TASK
In the text on returning soldiers and rationing, when was bread rationing brought back?

From the viewpoint of the returning soldier, it was often a question of having one’s expectations upended. ‘It had made my blood boil,’ recalled one, ‘while we were sweating in a jungle on a few shillings a day. Now I’m beginning to see how impossible it is to live on present-day civilian wages – let alone pre-war pay. The value of money is topsy-turvy.’ Another said, ‘I have to take the laundry, and calculate so that I have enough to wear before I can collect it again … I’m more harassed by small worries than I have been for five years.’ Such ‘small worries’, coalescing often into implacable panic, were the staple of the world in which the demob was forced to acclimatize.
But the population wanted social change; for what else had the war been fought? Were the impoverished days of the 1930s to return? The celebration of the royal wedding in November 1947 might have been considered a positive jubilee, but the reports sound muted. Ursula Wood, later married to Ralph Vaughan Williams, considered it ‘as quiet as a Sunday’. Orderly crowds gathered in restrained groups with the occasional bonfire to enlighten the proceedings. Some travellers waited to join the last 68 bus, illuminated with pale-blue lighting. Nor were civilians always impressed by the demob’s efforts in the workplace. He was supposed to be complacent and work-shy – a host of satirical terms were soon coined. ‘Stripes disease’, ‘pippitis’, ‘air crew’s chest’, ‘storeman’s clutch’, ‘ranker’s dodge’ and ‘scrimshanking’ were all expressions flung at the demob’s back, and sometimes at his face. A veteran, writing in the Picture Post, felt minded to offer a counterblast: ‘As one who has had five years’ holiday in foreign lands at public expense, I feel that it is high time I turned my hand to honest work and civilian life, while some overburdened civilians are given the chance of rest and recuperation in the Forces. Why should the delights of a camping holiday in sunny Burma or a cruise to Japan be denied these jaded people?’ It is clearly unwise to speak of demobs in general. Their narratives touch every point: from ease to starvation, from ‘cushy’ staff posts to incarceration under unrelenting hosts.
33
The cruel real world
This was a time for even more privation. Bread rationing was reintroduced in the summer of 1946, and the cloud of a new terror occluded the sun with the threat of atomic war. It may seem odd that people can prevail under such circumstances, but patience and resignation had become customary. After constant attacks in the press, the prime minister, Attlee, felt obliged to reassure the nation that ‘many of these restrictions fall heavily on the housewife. You can be assured that the Government will ease them as soon as it is possible to do so … On the question of bread rationing, your knowledge and good sense was an important factor in steadying and educating public opinion in the face of the press campaign last summer.’
The late 1940s inaugurated what may be termed the ‘housewives’ war’, which was in part a war against the political classes. That the burden of increasingly restrictive rationing fell heaviest upon housewives was a fact denied by none, but while Conservative women aimed their darts at the government, women loyal to Labour reserved their wrath for the opposition. It was an unglamorous affair, and there were no clear or certain victors beyond the pale of Westminster and Whitehall.
The measures were provoked by a dollar economy, and by huge food import cuts. There was a further reduction in the clothes ration, and the use of foreign currency for pleasure travel was suspended. Hugh Dalton was forced to resign after he inadvertently supplied a journalist with details of the 1947 budget. He was perhaps the first victim of what became known as the press ‘leak’. Stafford Cripps was now chancellor, and seemed quietly intent on spreading his own brand of punitively abstract philanthropy. But, like Churchill himself, he led by example. A proud Spartan, he demanded nothing of others that he was not prepared to do himself.
As the 1940s progressed and a new election came closer, political rhetoric rose both in heat and in shrillness. ‘We’re up against it’, ‘We work or want’, ‘A challenge to British grit’ – such appeals were characteristic of the Labour approach. They would have had a certain resonance only a few years before, but many were now beginning to wonder why wartime appeals were being made in a time of peace. As ever, the press was divided. Where the Labour-supporting papers emphasized that the cuts were inevitable, their Conservative counterparts scoffed at what they saw as excuses for simple mismanagement.

DATA TO EXAMINE
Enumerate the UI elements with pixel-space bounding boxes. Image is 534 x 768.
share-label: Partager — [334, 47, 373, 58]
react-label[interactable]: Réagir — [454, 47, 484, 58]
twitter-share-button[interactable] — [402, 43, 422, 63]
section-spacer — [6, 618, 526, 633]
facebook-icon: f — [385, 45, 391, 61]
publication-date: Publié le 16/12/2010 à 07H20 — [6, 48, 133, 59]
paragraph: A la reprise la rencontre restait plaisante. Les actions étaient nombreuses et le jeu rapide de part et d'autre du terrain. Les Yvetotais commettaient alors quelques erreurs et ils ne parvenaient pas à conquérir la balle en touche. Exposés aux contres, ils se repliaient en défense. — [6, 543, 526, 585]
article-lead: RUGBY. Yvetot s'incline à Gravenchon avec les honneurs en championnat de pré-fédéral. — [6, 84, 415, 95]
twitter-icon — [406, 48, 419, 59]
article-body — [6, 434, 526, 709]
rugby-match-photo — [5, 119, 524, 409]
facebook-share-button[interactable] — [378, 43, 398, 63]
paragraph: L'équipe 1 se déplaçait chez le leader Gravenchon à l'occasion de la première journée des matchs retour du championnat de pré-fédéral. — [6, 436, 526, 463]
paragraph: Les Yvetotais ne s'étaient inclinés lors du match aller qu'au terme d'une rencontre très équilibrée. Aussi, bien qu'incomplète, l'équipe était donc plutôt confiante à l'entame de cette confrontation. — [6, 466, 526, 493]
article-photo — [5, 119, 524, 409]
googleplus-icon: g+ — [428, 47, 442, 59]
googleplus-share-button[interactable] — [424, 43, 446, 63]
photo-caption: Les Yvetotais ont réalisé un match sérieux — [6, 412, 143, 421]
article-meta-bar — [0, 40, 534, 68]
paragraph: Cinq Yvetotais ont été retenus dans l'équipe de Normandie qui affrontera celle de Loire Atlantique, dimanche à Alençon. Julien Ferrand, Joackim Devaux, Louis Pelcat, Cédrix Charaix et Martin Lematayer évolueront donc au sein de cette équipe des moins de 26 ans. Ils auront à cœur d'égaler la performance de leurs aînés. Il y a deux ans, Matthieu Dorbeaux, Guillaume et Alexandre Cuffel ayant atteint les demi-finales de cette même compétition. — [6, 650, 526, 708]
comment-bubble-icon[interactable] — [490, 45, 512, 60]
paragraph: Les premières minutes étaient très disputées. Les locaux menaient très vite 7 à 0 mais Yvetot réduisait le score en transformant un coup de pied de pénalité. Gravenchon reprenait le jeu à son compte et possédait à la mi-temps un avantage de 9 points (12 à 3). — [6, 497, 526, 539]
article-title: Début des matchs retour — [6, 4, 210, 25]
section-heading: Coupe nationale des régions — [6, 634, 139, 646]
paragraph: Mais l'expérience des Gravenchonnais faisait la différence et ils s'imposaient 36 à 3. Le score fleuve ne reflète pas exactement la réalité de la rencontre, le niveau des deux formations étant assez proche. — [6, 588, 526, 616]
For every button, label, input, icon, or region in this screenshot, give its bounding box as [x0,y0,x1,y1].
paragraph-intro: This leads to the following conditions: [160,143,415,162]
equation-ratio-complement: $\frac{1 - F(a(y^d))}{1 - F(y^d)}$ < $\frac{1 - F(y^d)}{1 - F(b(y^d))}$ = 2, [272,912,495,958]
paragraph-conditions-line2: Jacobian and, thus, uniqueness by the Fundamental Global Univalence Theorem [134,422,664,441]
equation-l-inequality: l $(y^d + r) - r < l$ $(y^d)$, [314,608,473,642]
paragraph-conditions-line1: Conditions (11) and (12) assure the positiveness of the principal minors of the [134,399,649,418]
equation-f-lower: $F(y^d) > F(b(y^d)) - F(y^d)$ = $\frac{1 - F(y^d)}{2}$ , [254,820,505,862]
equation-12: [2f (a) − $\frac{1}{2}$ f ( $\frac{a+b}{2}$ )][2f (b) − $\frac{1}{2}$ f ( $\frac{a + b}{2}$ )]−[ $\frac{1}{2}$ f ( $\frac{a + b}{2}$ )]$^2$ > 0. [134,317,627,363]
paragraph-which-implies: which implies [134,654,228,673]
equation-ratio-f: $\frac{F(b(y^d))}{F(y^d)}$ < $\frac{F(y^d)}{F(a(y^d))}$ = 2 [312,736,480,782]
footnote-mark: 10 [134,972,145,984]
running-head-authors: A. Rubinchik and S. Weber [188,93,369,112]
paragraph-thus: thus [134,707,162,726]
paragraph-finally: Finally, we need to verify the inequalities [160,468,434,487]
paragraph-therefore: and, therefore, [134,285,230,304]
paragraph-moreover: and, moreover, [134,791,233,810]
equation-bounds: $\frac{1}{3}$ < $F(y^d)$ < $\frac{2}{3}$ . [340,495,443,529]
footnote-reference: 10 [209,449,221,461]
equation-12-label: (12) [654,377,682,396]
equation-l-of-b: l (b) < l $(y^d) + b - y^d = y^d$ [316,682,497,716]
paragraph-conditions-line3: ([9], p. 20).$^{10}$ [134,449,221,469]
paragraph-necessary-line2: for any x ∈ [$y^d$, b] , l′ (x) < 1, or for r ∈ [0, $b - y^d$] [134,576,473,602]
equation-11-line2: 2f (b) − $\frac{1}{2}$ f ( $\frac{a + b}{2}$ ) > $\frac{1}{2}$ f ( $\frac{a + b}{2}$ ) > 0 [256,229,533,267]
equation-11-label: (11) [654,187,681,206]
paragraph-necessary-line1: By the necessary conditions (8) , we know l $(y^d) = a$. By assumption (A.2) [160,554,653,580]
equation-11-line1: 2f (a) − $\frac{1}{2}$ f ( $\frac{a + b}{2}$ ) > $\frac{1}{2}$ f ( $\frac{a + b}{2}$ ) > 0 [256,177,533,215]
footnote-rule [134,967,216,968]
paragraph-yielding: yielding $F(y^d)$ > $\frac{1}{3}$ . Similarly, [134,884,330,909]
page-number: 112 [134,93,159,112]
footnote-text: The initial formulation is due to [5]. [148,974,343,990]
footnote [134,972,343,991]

PROBLEM SOLUTION
In the summer of 1946.